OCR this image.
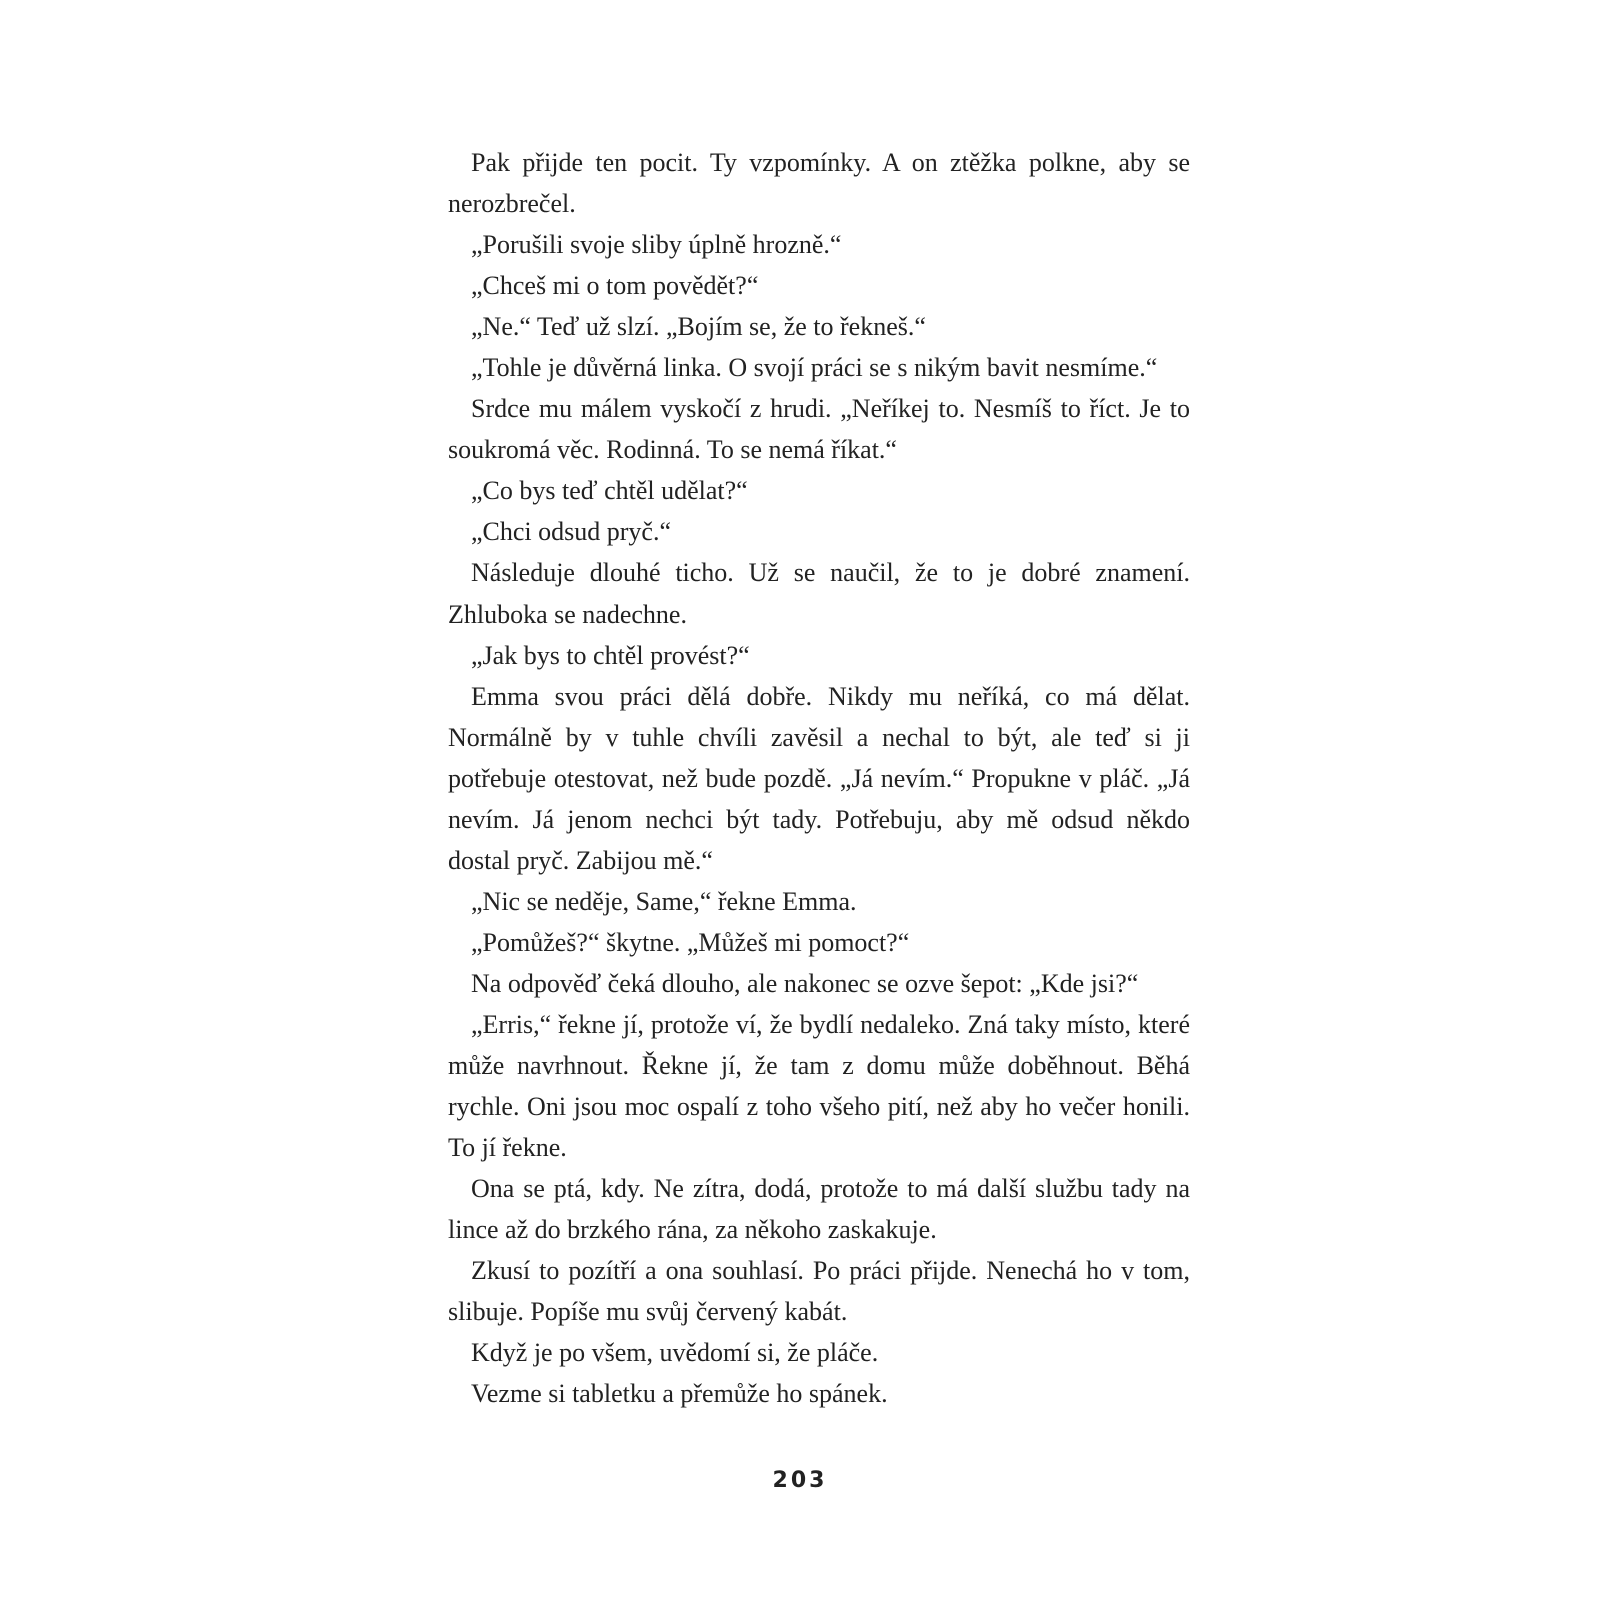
Pak přijde ten pocit. Ty vzpomínky. A on ztěžka polkne, aby se nerozbrečel.

„Porušili svoje sliby úplně hrozně.“

„Chceš mi o tom povědět?“

„Ne.“ Teď už slzí. „Bojím se, že to řekneš.“

„Tohle je důvěrná linka. O svojí práci se s nikým bavit nesmíme.“

Srdce mu málem vyskočí z hrudi. „Neříkej to. Nesmíš to říct. Je to soukromá věc. Rodinná. To se nemá říkat.“

„Co bys teď chtěl udělat?“

„Chci odsud pryč.“

Následuje dlouhé ticho. Už se naučil, že to je dobré znamení. Zhluboka se nadechne.

„Jak bys to chtěl provést?“

Emma svou práci dělá dobře. Nikdy mu neříká, co má dělat. Normálně by v tuhle chvíli zavěsil a nechal to být, ale teď si ji potřebuje otestovat, než bude pozdě. „Já nevím.“ Propukne v pláč. „Já nevím. Já jenom nechci být tady. Potřebuju, aby mě odsud někdo dostal pryč. Zabijou mě.“

„Nic se neděje, Same,“ řekne Emma.

„Pomůžeš?“ škytne. „Můžeš mi pomoct?“

Na odpověď čeká dlouho, ale nakonec se ozve šepot: „Kde jsi?“

„Erris,“ řekne jí, protože ví, že bydlí nedaleko. Zná taky místo, které může navrhnout. Řekne jí, že tam z domu může doběhnout. Běhá rychle. Oni jsou moc ospalí z toho všeho pití, než aby ho večer honili. To jí řekne.

Ona se ptá, kdy. Ne zítra, dodá, protože to má další službu tady na lince až do brzkého rána, za někoho zaskakuje.

Zkusí to pozítří a ona souhlasí. Po práci přijde. Nenechá ho v tom, slibuje. Popíše mu svůj červený kabát.

Když je po všem, uvědomí si, že pláče.

Vezme si tabletku a přemůže ho spánek.

203
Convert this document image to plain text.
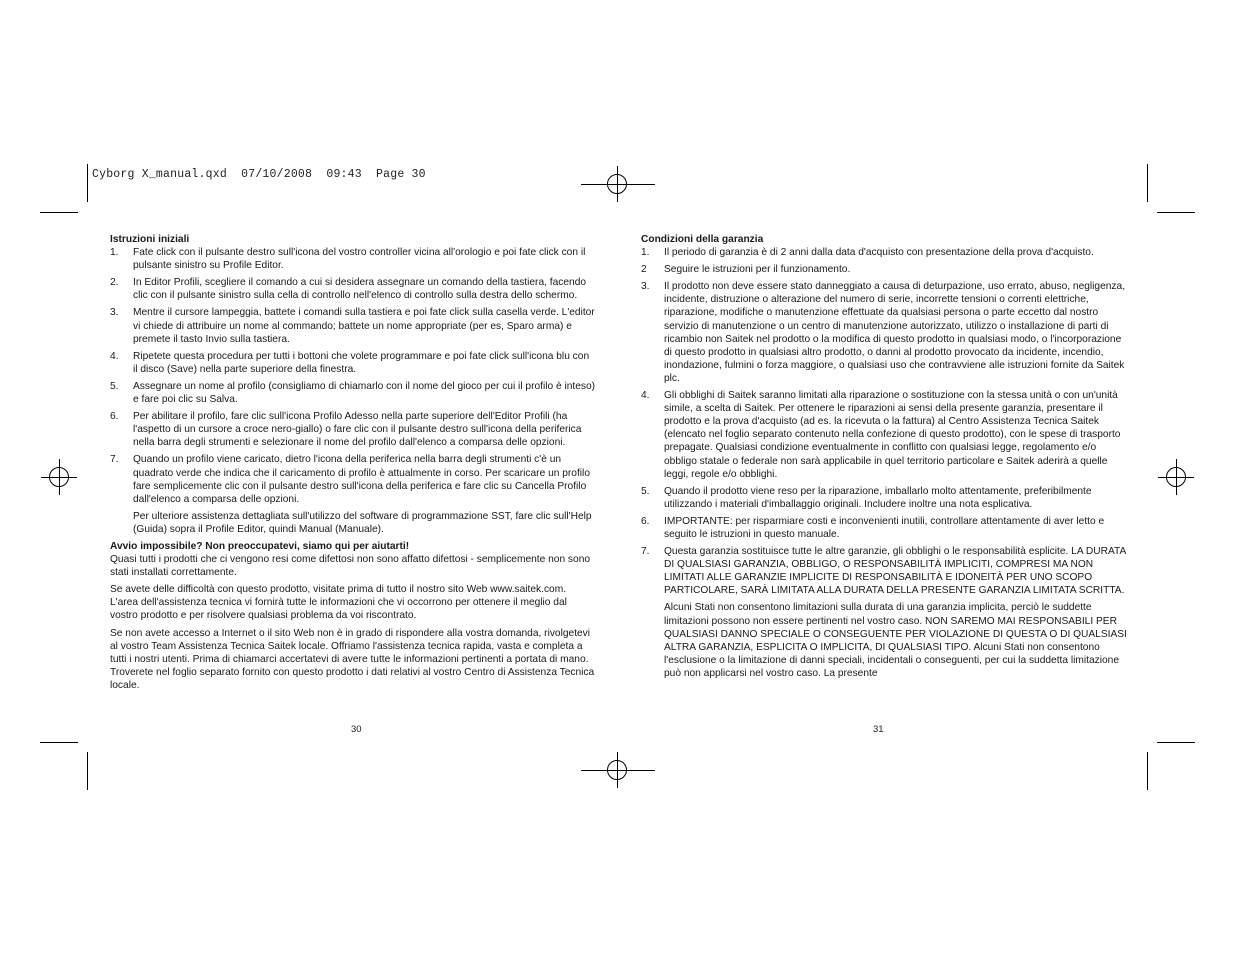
Cyborg X_manual.qxd  07/10/2008  09:43  Page 30
Istruzioni iniziali
1. Fate click con il pulsante destro sull'icona del vostro controller vicina all'orologio e poi fate click con il pulsante sinistro su Profile Editor.
2. In Editor Profili, scegliere il comando a cui si desidera assegnare un comando della tastiera, facendo clic con il pulsante sinistro sulla cella di controllo nell'elenco di controllo sulla destra dello schermo.
3. Mentre il cursore lampeggia, battete i comandi sulla tastiera e poi fate click sulla casella verde. L'editor vi chiede di attribuire un nome al commando; battete un nome appropriate (per es, Sparo arma) e premete il tasto Invio sulla tastiera.
4. Ripetete questa procedura per tutti i bottoni che volete programmare e poi fate click sull'icona blu con il disco (Save) nella parte superiore della finestra.
5. Assegnare un nome al profilo (consigliamo di chiamarlo con il nome del gioco per cui il profilo è inteso) e fare poi clic su Salva.
6. Per abilitare il profilo, fare clic sull'icona Profilo Adesso nella parte superiore dell'Editor Profili (ha l'aspetto di un cursore a croce nero-giallo) o fare clic con il pulsante destro sull'icona della periferica nella barra degli strumenti e selezionare il nome del profilo dall'elenco a comparsa delle opzioni.
7. Quando un profilo viene caricato, dietro l'icona della periferica nella barra degli strumenti c'è un quadrato verde che indica che il caricamento di profilo è attualmente in corso. Per scaricare un profilo fare semplicemente clic con il pulsante destro sull'icona della periferica e fare clic su Cancella Profilo dall'elenco a comparsa delle opzioni.

Per ulteriore assistenza dettagliata sull'utilizzo del software di programmazione SST, fare clic sull'Help (Guida) sopra il Profile Editor, quindi Manual (Manuale).

Avvio impossibile? Non preoccupatevi, siamo qui per aiutarti!

Quasi tutti i prodotti che ci vengono resi come difettosi non sono affatto difettosi - semplicemente non sono stati installati correttamente.

Se avete delle difficoltà con questo prodotto, visitate prima di tutto il nostro sito Web www.saitek.com. L'area dell'assistenza tecnica vi fornirà tutte le informazioni che vi occorrono per ottenere il meglio dal vostro prodotto e per risolvere qualsiasi problema da voi riscontrato.

Se non avete accesso a Internet o il sito Web non è in grado di rispondere alla vostra domanda, rivolgetevi al vostro Team Assistenza Tecnica Saitek locale. Offriamo l'assistenza tecnica rapida, vasta e completa a tutti i nostri utenti. Prima di chiamarci accertatevi di avere tutte le informazioni pertinenti a portata di mano. Troverete nel foglio separato fornito con questo prodotto i dati relativi al vostro Centro di Assistenza Tecnica locale.

30
Condizioni della garanzia
1. Il periodo di garanzia è di 2 anni dalla data d'acquisto con presentazione della prova d'acquisto.
2 Seguire le istruzioni per il funzionamento.
3. Il prodotto non deve essere stato danneggiato a causa di deturpazione, uso errato, abuso, negligenza, incidente, distruzione o alterazione del numero di serie, incorrette tensioni o correnti elettriche, riparazione, modifiche o manutenzione effettuate da qualsiasi persona o parte eccetto dal nostro servizio di manutenzione o un centro di manutenzione autorizzato, utilizzo o installazione di parti di ricambio non Saitek nel prodotto o la modifica di questo prodotto in qualsiasi modo, o l'incorporazione di questo prodotto in qualsiasi altro prodotto, o danni al prodotto provocato da incidente, incendio, inondazione, fulmini o forza maggiore, o qualsiasi uso che contravviene alle istruzioni fornite da Saitek plc.
4. Gli obblighi di Saitek saranno limitati alla riparazione o sostituzione con la stessa unità o con un'unità simile, a scelta di Saitek. Per ottenere le riparazioni ai sensi della presente garanzia, presentare il prodotto e la prova d'acquisto (ad es. la ricevuta o la fattura) al Centro Assistenza Tecnica Saitek (elencato nel foglio separato contenuto nella confezione di questo prodotto), con le spese di trasporto prepagate. Qualsiasi condizione eventualmente in conflitto con qualsiasi legge, regolamento e/o obbligo statale o federale non sarà applicabile in quel territorio particolare e Saitek aderirà a quelle leggi, regole e/o obblighi.
5. Quando il prodotto viene reso per la riparazione, imballarlo molto attentamente, preferibilmente utilizzando i materiali d'imballaggio originali. Includere inoltre una nota esplicativa.
6. IMPORTANTE: per risparmiare costi e inconvenienti inutili, controllare attentamente di aver letto e seguito le istruzioni in questo manuale.
7. Questa garanzia sostituisce tutte le altre garanzie, gli obblighi o le responsabilità esplicite. LA DURATA DI QUALSIASI GARANZIA, OBBLIGO, O RESPONSABILITÀ IMPLICITI, COMPRESI MA NON LIMITATI ALLE GARANZIE IMPLICITE DI RESPONSABILITÀ E IDONEITÀ PER UNO SCOPO PARTICOLARE, SARÀ LIMITATA ALLA DURATA DELLA PRESENTE GARANZIA LIMITATA SCRITTA.

Alcuni Stati non consentono limitazioni sulla durata di una garanzia implicita, perciò le suddette limitazioni possono non essere pertinenti nel vostro caso. NON SAREMO MAI RESPONSABILI PER QUALSIASI DANNO SPECIALE O CONSEGUENTE PER VIOLAZIONE DI QUESTA O DI QUALSIASI ALTRA GARANZIA, ESPLICITA O IMPLICITA, DI QUALSIASI TIPO. Alcuni Stati non consentono l'esclusione o la limitazione di danni speciali, incidentali o conseguenti, per cui la suddetta limitazione può non applicarsi nel vostro caso. La presente

31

● ● ●

Short exercise
Restate each entry word for word, please, but drop any images it holds.

Output of the exercise
OCR this image.
Pak přijde ten pocit. Ty vzpomínky. A on ztěžka polkne, aby se nerozbrečel.

„Porušili svoje sliby úplně hrozně.“

„Chceš mi o tom povědět?“

„Ne.“ Teď už slzí. „Bojím se, že to řekneš.“

„Tohle je důvěrná linka. O svojí práci se s nikým bavit nesmíme.“

Srdce mu málem vyskočí z hrudi. „Neříkej to. Nesmíš to říct. Je to soukromá věc. Rodinná. To se nemá říkat.“

„Co bys teď chtěl udělat?“

„Chci odsud pryč.“

Následuje dlouhé ticho. Už se naučil, že to je dobré znamení. Zhluboka se nadechne.

„Jak bys to chtěl provést?“

Emma svou práci dělá dobře. Nikdy mu neříká, co má dělat. Normálně by v tuhle chvíli zavěsil a nechal to být, ale teď si ji potřebuje otestovat, než bude pozdě. „Já nevím.“ Propukne v pláč. „Já nevím. Já jenom nechci být tady. Potřebuju, aby mě odsud někdo dostal pryč. Zabijou mě.“

„Nic se neděje, Same,“ řekne Emma.

„Pomůžeš?“ škytne. „Můžeš mi pomoct?“

Na odpověď čeká dlouho, ale nakonec se ozve šepot: „Kde jsi?“

„Erris,“ řekne jí, protože ví, že bydlí nedaleko. Zná taky místo, které může navrhnout. Řekne jí, že tam z domu může doběhnout. Běhá rychle. Oni jsou moc ospalí z toho všeho pití, než aby ho večer honili. To jí řekne.

Ona se ptá, kdy. Ne zítra, dodá, protože to má další službu tady na lince až do brzkého rána, za někoho zaskakuje.

Zkusí to pozítří a ona souhlasí. Po práci přijde. Nenechá ho v tom, slibuje. Popíše mu svůj červený kabát.

Když je po všem, uvědomí si, že pláče.

Vezme si tabletku a přemůže ho spánek.

203
Convert this document image to plain text.
Cyborg X_manual.qxd  07/10/2008  09:43  Page 30
Istruzioni iniziali
1. Fate click con il pulsante destro sull'icona del vostro controller vicina all'orologio e poi fate click con il pulsante sinistro su Profile Editor.
2. In Editor Profili, scegliere il comando a cui si desidera assegnare un comando della tastiera, facendo clic con il pulsante sinistro sulla cella di controllo nell'elenco di controllo sulla destra dello schermo.
3. Mentre il cursore lampeggia, battete i comandi sulla tastiera e poi fate click sulla casella verde. L'editor vi chiede di attribuire un nome al commando; battete un nome appropriate (per es, Sparo arma) e premete il tasto Invio sulla tastiera.
4. Ripetete questa procedura per tutti i bottoni che volete programmare e poi fate click sull'icona blu con il disco (Save) nella parte superiore della finestra.
5. Assegnare un nome al profilo (consigliamo di chiamarlo con il nome del gioco per cui il profilo è inteso) e fare poi clic su Salva.
6. Per abilitare il profilo, fare clic sull'icona Profilo Adesso nella parte superiore dell'Editor Profili (ha l'aspetto di un cursore a croce nero-giallo) o fare clic con il pulsante destro sull'icona della periferica nella barra degli strumenti e selezionare il nome del profilo dall'elenco a comparsa delle opzioni.
7. Quando un profilo viene caricato, dietro l'icona della periferica nella barra degli strumenti c'è un quadrato verde che indica che il caricamento di profilo è attualmente in corso. Per scaricare un profilo fare semplicemente clic con il pulsante destro sull'icona della periferica e fare clic su Cancella Profilo dall'elenco a comparsa delle opzioni.

Per ulteriore assistenza dettagliata sull'utilizzo del software di programmazione SST, fare clic sull'Help (Guida) sopra il Profile Editor, quindi Manual (Manuale).

Avvio impossibile? Non preoccupatevi, siamo qui per aiutarti!

Quasi tutti i prodotti che ci vengono resi come difettosi non sono affatto difettosi - semplicemente non sono stati installati correttamente.

Se avete delle difficoltà con questo prodotto, visitate prima di tutto il nostro sito Web www.saitek.com. L'area dell'assistenza tecnica vi fornirà tutte le informazioni che vi occorrono per ottenere il meglio dal vostro prodotto e per risolvere qualsiasi problema da voi riscontrato.

Se non avete accesso a Internet o il sito Web non è in grado di rispondere alla vostra domanda, rivolgetevi al vostro Team Assistenza Tecnica Saitek locale. Offriamo l'assistenza tecnica rapida, vasta e completa a tutti i nostri utenti. Prima di chiamarci accertatevi di avere tutte le informazioni pertinenti a portata di mano. Troverete nel foglio separato fornito con questo prodotto i dati relativi al vostro Centro di Assistenza Tecnica locale.

30
Condizioni della garanzia
1. Il periodo di garanzia è di 2 anni dalla data d'acquisto con presentazione della prova d'acquisto.
2 Seguire le istruzioni per il funzionamento.
3. Il prodotto non deve essere stato danneggiato a causa di deturpazione, uso errato, abuso, negligenza, incidente, distruzione o alterazione del numero di serie, incorrette tensioni o correnti elettriche, riparazione, modifiche o manutenzione effettuate da qualsiasi persona o parte eccetto dal nostro servizio di manutenzione o un centro di manutenzione autorizzato, utilizzo o installazione di parti di ricambio non Saitek nel prodotto o la modifica di questo prodotto in qualsiasi modo, o l'incorporazione di questo prodotto in qualsiasi altro prodotto, o danni al prodotto provocato da incidente, incendio, inondazione, fulmini o forza maggiore, o qualsiasi uso che contravviene alle istruzioni fornite da Saitek plc.
4. Gli obblighi di Saitek saranno limitati alla riparazione o sostituzione con la stessa unità o con un'unità simile, a scelta di Saitek. Per ottenere le riparazioni ai sensi della presente garanzia, presentare il prodotto e la prova d'acquisto (ad es. la ricevuta o la fattura) al Centro Assistenza Tecnica Saitek (elencato nel foglio separato contenuto nella confezione di questo prodotto), con le spese di trasporto prepagate. Qualsiasi condizione eventualmente in conflitto con qualsiasi legge, regolamento e/o obbligo statale o federale non sarà applicabile in quel territorio particolare e Saitek aderirà a quelle leggi, regole e/o obblighi.
5. Quando il prodotto viene reso per la riparazione, imballarlo molto attentamente, preferibilmente utilizzando i materiali d'imballaggio originali. Includere inoltre una nota esplicativa.
6. IMPORTANTE: per risparmiare costi e inconvenienti inutili, controllare attentamente di aver letto e seguito le istruzioni in questo manuale.
7. Questa garanzia sostituisce tutte le altre garanzie, gli obblighi o le responsabilità esplicite. LA DURATA DI QUALSIASI GARANZIA, OBBLIGO, O RESPONSABILITÀ IMPLICITI, COMPRESI MA NON LIMITATI ALLE GARANZIE IMPLICITE DI RESPONSABILITÀ E IDONEITÀ PER UNO SCOPO PARTICOLARE, SARÀ LIMITATA ALLA DURATA DELLA PRESENTE GARANZIA LIMITATA SCRITTA.

Alcuni Stati non consentono limitazioni sulla durata di una garanzia implicita, perciò le suddette limitazioni possono non essere pertinenti nel vostro caso. NON SAREMO MAI RESPONSABILI PER QUALSIASI DANNO SPECIALE O CONSEGUENTE PER VIOLAZIONE DI QUESTA O DI QUALSIASI ALTRA GARANZIA, ESPLICITA O IMPLICITA, DI QUALSIASI TIPO. Alcuni Stati non consentono l'esclusione o la limitazione di danni speciali, incidentali o conseguenti, per cui la suddetta limitazione può non applicarsi nel vostro caso. La presente

31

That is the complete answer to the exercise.